- _Stated problem_
Gather up all lines that carry the word "Distribution".

(Data extracted from a collection)
________
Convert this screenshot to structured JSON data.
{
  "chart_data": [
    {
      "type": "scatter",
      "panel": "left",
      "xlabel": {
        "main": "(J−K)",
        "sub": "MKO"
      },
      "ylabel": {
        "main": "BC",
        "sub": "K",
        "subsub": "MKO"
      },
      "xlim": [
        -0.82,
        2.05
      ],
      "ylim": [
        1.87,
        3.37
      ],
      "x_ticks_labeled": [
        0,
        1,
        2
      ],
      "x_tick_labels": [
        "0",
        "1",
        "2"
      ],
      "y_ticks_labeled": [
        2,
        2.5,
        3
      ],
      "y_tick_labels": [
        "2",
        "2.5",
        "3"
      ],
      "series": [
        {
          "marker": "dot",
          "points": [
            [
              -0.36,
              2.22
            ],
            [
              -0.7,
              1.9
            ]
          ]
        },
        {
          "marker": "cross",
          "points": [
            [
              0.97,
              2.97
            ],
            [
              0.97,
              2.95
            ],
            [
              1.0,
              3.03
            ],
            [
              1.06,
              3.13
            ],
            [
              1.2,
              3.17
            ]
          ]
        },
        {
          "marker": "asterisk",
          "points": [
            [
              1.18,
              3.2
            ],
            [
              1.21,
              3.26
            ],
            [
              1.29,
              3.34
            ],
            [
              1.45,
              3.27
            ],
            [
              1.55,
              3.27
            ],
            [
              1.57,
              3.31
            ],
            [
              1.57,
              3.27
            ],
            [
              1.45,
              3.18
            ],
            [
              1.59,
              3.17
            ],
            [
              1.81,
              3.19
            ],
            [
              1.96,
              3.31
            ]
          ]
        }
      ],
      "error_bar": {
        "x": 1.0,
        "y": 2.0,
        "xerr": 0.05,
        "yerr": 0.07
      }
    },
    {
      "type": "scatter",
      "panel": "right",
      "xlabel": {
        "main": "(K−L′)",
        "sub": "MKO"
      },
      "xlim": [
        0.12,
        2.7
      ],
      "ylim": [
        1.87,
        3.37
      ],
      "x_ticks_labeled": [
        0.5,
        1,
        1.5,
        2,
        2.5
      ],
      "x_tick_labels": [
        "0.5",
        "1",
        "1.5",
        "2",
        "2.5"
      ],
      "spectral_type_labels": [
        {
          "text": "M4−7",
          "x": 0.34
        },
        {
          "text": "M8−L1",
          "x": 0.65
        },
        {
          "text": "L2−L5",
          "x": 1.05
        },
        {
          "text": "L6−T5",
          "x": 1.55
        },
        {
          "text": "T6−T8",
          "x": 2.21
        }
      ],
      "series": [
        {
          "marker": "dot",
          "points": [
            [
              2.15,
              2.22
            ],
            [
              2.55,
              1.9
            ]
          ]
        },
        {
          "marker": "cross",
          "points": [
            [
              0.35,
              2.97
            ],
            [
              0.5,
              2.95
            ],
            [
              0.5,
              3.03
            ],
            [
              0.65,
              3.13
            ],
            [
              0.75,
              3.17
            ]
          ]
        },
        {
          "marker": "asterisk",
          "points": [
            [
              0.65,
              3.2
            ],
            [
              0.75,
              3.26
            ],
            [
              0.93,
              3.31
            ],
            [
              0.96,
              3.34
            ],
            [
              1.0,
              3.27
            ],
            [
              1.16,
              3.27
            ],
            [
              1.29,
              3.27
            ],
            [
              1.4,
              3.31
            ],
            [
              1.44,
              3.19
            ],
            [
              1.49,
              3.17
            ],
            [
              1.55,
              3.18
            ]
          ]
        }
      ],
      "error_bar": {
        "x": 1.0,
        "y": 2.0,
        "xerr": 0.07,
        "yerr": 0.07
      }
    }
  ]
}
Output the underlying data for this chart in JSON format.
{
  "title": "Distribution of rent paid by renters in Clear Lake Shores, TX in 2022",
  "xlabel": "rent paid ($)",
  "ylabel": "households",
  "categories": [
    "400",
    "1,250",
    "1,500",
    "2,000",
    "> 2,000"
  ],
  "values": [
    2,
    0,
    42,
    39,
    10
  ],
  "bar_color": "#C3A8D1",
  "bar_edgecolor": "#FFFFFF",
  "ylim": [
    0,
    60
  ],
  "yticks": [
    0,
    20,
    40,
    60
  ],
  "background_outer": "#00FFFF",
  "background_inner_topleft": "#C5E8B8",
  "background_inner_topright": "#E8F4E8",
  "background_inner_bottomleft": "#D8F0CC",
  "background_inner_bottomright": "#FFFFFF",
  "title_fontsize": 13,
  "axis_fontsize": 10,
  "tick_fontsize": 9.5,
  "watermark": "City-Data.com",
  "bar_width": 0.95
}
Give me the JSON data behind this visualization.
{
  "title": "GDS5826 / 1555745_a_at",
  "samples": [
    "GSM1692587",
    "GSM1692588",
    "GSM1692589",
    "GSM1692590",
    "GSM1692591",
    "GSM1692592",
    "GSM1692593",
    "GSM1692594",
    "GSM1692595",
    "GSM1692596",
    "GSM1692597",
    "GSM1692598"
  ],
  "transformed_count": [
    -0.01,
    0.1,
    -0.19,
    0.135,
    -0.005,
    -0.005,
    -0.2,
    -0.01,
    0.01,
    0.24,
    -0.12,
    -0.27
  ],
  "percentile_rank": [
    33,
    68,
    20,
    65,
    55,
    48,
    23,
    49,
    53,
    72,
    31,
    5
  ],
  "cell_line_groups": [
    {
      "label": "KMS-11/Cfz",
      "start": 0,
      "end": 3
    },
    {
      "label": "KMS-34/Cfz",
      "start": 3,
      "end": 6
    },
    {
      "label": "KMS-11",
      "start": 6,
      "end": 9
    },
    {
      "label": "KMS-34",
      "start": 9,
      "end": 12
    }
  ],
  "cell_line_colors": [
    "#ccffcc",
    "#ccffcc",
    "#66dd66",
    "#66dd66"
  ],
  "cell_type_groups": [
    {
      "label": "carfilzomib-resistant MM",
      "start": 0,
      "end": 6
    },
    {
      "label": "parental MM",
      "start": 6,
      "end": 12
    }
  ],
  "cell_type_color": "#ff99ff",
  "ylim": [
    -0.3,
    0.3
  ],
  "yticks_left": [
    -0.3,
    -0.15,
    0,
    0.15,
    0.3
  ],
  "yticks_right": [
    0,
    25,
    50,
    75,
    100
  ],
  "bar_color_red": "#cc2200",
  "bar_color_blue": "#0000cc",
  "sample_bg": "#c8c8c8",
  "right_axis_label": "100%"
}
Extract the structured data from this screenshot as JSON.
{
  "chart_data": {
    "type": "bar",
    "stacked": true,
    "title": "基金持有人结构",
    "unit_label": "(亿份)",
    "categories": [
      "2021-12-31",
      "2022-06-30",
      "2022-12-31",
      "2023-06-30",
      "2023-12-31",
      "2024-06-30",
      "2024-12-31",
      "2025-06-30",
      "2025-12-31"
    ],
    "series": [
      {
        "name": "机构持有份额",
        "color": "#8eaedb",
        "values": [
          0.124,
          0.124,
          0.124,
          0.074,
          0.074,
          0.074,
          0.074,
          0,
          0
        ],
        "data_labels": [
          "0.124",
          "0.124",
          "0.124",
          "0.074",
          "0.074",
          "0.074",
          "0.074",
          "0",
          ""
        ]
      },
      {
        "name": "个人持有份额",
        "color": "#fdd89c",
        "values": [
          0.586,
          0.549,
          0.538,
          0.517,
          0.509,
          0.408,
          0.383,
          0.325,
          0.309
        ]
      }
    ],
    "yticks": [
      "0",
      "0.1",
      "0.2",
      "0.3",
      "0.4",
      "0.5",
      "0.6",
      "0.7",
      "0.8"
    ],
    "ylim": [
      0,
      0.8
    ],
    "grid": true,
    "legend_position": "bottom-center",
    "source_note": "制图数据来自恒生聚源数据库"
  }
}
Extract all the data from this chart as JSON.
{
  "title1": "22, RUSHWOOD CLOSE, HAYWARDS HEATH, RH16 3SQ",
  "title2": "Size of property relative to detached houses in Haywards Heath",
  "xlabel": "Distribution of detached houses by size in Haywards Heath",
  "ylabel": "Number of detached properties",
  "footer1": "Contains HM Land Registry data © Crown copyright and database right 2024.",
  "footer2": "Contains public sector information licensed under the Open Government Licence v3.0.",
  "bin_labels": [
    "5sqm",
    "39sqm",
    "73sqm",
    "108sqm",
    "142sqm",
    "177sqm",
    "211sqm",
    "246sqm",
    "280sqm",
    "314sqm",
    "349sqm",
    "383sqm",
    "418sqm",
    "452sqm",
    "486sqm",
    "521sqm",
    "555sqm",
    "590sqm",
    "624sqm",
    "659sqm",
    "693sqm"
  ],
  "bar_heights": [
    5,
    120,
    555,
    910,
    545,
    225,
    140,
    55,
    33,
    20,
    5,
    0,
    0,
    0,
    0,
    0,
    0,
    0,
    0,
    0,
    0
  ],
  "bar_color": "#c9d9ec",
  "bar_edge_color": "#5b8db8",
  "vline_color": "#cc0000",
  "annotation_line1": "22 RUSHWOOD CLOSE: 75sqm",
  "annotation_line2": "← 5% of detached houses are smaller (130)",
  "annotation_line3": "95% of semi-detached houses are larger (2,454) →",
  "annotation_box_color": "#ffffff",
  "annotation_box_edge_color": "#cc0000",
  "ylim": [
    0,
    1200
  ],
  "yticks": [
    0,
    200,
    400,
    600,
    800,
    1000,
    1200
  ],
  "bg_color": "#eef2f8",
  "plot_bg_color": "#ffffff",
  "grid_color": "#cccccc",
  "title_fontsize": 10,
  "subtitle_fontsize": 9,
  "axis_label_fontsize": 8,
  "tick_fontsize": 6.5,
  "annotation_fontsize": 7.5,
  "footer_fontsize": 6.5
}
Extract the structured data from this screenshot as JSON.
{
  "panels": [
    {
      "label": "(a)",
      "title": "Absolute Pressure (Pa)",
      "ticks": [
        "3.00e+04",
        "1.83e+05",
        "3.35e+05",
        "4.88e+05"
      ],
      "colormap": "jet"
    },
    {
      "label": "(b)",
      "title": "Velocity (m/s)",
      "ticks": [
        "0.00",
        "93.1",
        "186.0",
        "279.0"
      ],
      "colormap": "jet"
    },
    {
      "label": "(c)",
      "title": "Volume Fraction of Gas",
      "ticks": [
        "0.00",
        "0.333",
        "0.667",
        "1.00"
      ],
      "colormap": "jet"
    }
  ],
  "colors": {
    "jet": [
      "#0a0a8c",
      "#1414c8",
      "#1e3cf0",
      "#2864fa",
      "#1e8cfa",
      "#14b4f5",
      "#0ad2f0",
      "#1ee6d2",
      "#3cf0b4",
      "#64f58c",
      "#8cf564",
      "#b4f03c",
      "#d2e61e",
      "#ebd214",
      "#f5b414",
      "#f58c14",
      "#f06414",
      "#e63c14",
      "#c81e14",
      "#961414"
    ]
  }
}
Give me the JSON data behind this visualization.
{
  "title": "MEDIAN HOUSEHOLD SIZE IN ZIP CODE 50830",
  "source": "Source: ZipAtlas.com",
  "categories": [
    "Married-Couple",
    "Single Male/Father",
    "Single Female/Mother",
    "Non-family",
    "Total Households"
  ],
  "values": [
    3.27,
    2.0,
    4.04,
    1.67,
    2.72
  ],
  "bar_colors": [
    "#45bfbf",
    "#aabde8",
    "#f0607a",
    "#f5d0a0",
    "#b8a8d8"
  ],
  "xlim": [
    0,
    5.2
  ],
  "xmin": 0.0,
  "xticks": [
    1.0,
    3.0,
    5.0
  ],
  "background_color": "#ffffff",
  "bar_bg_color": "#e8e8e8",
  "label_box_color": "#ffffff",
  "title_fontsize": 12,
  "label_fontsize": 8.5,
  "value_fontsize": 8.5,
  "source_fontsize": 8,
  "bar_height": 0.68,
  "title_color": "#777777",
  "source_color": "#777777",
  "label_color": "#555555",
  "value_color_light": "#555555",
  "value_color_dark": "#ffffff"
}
________
- _Exercise output_
  "title": "Distribution of rent paid by renters in Clear Lake Shores, TX in 2022",
  "xlabel": "Distribution of detached houses by size in Haywards Heath",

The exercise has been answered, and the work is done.